╭─ Provided information

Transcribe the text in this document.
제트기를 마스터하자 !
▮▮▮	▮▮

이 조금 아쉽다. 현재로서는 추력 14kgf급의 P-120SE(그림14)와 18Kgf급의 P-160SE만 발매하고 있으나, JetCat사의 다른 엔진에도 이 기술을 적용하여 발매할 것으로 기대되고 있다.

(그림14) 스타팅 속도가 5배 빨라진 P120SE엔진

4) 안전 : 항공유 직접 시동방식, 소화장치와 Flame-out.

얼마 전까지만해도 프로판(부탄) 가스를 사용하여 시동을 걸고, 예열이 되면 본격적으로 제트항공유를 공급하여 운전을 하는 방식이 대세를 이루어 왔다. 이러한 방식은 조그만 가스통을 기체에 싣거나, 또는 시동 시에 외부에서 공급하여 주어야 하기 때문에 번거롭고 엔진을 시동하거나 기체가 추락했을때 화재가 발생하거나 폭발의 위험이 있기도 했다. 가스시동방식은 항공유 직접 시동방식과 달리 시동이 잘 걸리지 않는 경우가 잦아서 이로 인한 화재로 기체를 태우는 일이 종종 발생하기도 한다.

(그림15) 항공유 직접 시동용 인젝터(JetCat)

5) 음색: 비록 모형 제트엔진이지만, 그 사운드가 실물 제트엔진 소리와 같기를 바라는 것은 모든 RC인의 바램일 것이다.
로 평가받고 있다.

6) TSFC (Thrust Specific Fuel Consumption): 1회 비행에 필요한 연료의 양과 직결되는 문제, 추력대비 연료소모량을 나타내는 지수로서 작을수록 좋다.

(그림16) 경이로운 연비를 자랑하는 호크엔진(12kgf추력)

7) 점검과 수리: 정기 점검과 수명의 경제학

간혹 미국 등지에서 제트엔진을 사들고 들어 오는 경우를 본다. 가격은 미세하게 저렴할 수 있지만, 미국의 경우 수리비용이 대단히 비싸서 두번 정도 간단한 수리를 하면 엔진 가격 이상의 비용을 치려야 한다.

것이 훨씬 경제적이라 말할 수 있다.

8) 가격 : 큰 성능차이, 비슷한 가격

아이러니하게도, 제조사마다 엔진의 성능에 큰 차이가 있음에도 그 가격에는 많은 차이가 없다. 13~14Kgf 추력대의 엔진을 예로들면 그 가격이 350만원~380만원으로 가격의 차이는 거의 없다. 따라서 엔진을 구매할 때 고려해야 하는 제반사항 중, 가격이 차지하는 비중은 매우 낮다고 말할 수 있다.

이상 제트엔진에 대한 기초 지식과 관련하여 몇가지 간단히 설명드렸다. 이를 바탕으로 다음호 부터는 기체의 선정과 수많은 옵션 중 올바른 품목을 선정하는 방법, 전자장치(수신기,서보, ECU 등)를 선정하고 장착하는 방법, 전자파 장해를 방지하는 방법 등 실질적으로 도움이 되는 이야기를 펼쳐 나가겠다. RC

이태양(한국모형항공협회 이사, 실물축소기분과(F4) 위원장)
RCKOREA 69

╰─

> [The request] Every entry should be output exactly as written, please.

> [Solution for this problem]
Transcribe the text in this document.
제트기를 마스터하자 !
▮▮▮	▮▮

이 조금 아쉽다. 현재로서는 추력 14kgf급의 P-120SE(그림14)와 18Kgf급의 P-160SE만 발매하고 있으나, JetCat사의 다른 엔진에도 이 기술을 적용하여 발매할 것으로 기대되고 있다.

(그림14) 스타팅 속도가 5배 빨라진 P120SE엔진

4) 안전 : 항공유 직접 시동방식, 소화장치와 Flame-out.

얼마 전까지만해도 프로판(부탄) 가스를 사용하여 시동을 걸고, 예열이 되면 본격적으로 제트항공유를 공급하여 운전을 하는 방식이 대세를 이루어 왔다. 이러한 방식은 조그만 가스통을 기체에 싣거나, 또는 시동 시에 외부에서 공급하여 주어야 하기 때문에 번거롭고 엔진을 시동하거나 기체가 추락했을때 화재가 발생하거나 폭발의 위험이 있기도 했다. 가스시동방식은 항공유 직접 시동방식과 달리 시동이 잘 걸리지 않는 경우가 잦아서 이로 인한 화재로 기체를 태우는 일이 종종 발생하기도 한다.

(그림15) 항공유 직접 시동용 인젝터(JetCat)

5) 음색: 비록 모형 제트엔진이지만, 그 사운드가 실물 제트엔진 소리와 같기를 바라는 것은 모든 RC인의 바램일 것이다.
로 평가받고 있다.

6) TSFC (Thrust Specific Fuel Consumption): 1회 비행에 필요한 연료의 양과 직결되는 문제, 추력대비 연료소모량을 나타내는 지수로서 작을수록 좋다.

(그림16) 경이로운 연비를 자랑하는 호크엔진(12kgf추력)

7) 점검과 수리: 정기 점검과 수명의 경제학

간혹 미국 등지에서 제트엔진을 사들고 들어 오는 경우를 본다. 가격은 미세하게 저렴할 수 있지만, 미국의 경우 수리비용이 대단히 비싸서 두번 정도 간단한 수리를 하면 엔진 가격 이상의 비용을 치려야 한다.

것이 훨씬 경제적이라 말할 수 있다.

8) 가격 : 큰 성능차이, 비슷한 가격

아이러니하게도, 제조사마다 엔진의 성능에 큰 차이가 있음에도 그 가격에는 많은 차이가 없다. 13~14Kgf 추력대의 엔진을 예로들면 그 가격이 350만원~380만원으로 가격의 차이는 거의 없다. 따라서 엔진을 구매할 때 고려해야 하는 제반사항 중, 가격이 차지하는 비중은 매우 낮다고 말할 수 있다.

이상 제트엔진에 대한 기초 지식과 관련하여 몇가지 간단히 설명드렸다. 이를 바탕으로 다음호 부터는 기체의 선정과 수많은 옵션 중 올바른 품목을 선정하는 방법, 전자장치(수신기,서보, ECU 등)를 선정하고 장착하는 방법, 전자파 장해를 방지하는 방법 등 실질적으로 도움이 되는 이야기를 펼쳐 나가겠다. RC

이태양(한국모형항공협회 이사, 실물축소기분과(F4) 위원장)
RCKOREA 69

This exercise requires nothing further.